Input:
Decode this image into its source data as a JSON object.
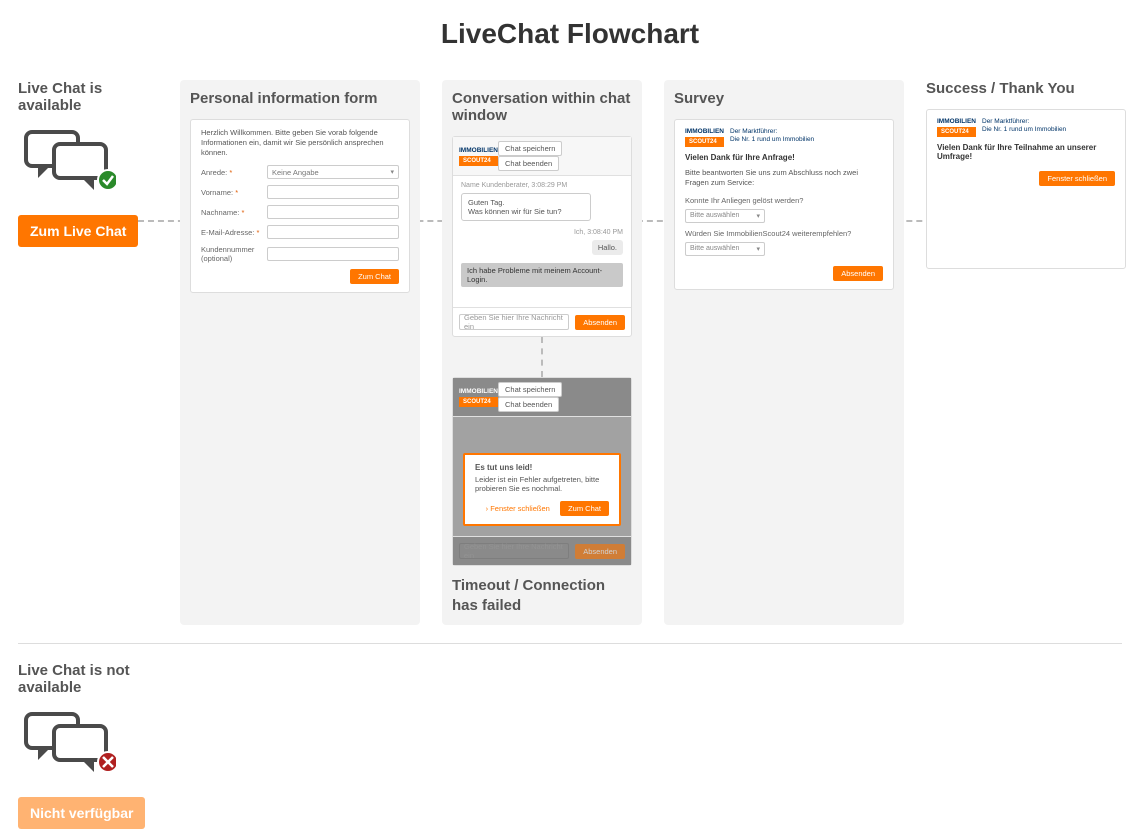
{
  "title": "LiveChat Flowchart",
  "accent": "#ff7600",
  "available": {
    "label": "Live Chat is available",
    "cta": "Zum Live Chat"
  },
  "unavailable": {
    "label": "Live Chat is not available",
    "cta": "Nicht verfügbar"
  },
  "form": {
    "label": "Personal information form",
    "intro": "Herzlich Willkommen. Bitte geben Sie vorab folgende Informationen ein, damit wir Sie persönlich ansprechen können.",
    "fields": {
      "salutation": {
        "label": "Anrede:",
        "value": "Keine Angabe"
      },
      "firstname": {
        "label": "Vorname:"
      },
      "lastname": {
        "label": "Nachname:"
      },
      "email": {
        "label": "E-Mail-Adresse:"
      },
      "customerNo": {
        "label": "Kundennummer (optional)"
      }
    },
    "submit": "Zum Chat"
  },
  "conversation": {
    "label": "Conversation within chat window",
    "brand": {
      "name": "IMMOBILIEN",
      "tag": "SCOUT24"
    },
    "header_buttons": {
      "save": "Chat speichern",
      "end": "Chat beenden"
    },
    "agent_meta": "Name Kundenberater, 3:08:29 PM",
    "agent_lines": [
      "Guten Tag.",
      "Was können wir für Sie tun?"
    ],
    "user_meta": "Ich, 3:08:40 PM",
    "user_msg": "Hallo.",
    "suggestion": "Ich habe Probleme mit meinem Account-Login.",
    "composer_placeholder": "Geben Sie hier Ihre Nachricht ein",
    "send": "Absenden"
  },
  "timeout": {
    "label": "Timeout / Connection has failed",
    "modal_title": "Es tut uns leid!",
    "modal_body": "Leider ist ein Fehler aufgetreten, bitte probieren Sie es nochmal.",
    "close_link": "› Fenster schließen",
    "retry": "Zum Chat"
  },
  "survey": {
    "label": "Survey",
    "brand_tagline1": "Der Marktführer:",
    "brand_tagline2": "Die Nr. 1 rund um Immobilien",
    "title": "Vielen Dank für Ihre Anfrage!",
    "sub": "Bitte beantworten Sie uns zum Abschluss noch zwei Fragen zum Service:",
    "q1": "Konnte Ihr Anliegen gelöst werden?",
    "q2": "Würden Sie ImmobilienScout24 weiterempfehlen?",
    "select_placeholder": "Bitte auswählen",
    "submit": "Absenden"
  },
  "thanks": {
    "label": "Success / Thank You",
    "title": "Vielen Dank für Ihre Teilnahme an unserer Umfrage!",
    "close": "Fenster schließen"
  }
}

Your task: Print all entries exactly. The images do not belong in the copy.

Solution:
Decode this image into its source data as a JSON object.
{
  "title": "LiveChat Flowchart",
  "accent": "#ff7600",
  "available": {
    "label": "Live Chat is available",
    "cta": "Zum Live Chat"
  },
  "unavailable": {
    "label": "Live Chat is not available",
    "cta": "Nicht verfügbar"
  },
  "form": {
    "label": "Personal information form",
    "intro": "Herzlich Willkommen. Bitte geben Sie vorab folgende Informationen ein, damit wir Sie persönlich ansprechen können.",
    "fields": {
      "salutation": {
        "label": "Anrede:",
        "value": "Keine Angabe"
      },
      "firstname": {
        "label": "Vorname:"
      },
      "lastname": {
        "label": "Nachname:"
      },
      "email": {
        "label": "E-Mail-Adresse:"
      },
      "customerNo": {
        "label": "Kundennummer (optional)"
      }
    },
    "submit": "Zum Chat"
  },
  "conversation": {
    "label": "Conversation within chat window",
    "brand": {
      "name": "IMMOBILIEN",
      "tag": "SCOUT24"
    },
    "header_buttons": {
      "save": "Chat speichern",
      "end": "Chat beenden"
    },
    "agent_meta": "Name Kundenberater, 3:08:29 PM",
    "agent_lines": [
      "Guten Tag.",
      "Was können wir für Sie tun?"
    ],
    "user_meta": "Ich, 3:08:40 PM",
    "user_msg": "Hallo.",
    "suggestion": "Ich habe Probleme mit meinem Account-Login.",
    "composer_placeholder": "Geben Sie hier Ihre Nachricht ein",
    "send": "Absenden"
  },
  "timeout": {
    "label": "Timeout / Connection has failed",
    "modal_title": "Es tut uns leid!",
    "modal_body": "Leider ist ein Fehler aufgetreten, bitte probieren Sie es nochmal.",
    "close_link": "› Fenster schließen",
    "retry": "Zum Chat"
  },
  "survey": {
    "label": "Survey",
    "brand_tagline1": "Der Marktführer:",
    "brand_tagline2": "Die Nr. 1 rund um Immobilien",
    "title": "Vielen Dank für Ihre Anfrage!",
    "sub": "Bitte beantworten Sie uns zum Abschluss noch zwei Fragen zum Service:",
    "q1": "Konnte Ihr Anliegen gelöst werden?",
    "q2": "Würden Sie ImmobilienScout24 weiterempfehlen?",
    "select_placeholder": "Bitte auswählen",
    "submit": "Absenden"
  },
  "thanks": {
    "label": "Success / Thank You",
    "title": "Vielen Dank für Ihre Teilnahme an unserer Umfrage!",
    "close": "Fenster schließen"
  }
}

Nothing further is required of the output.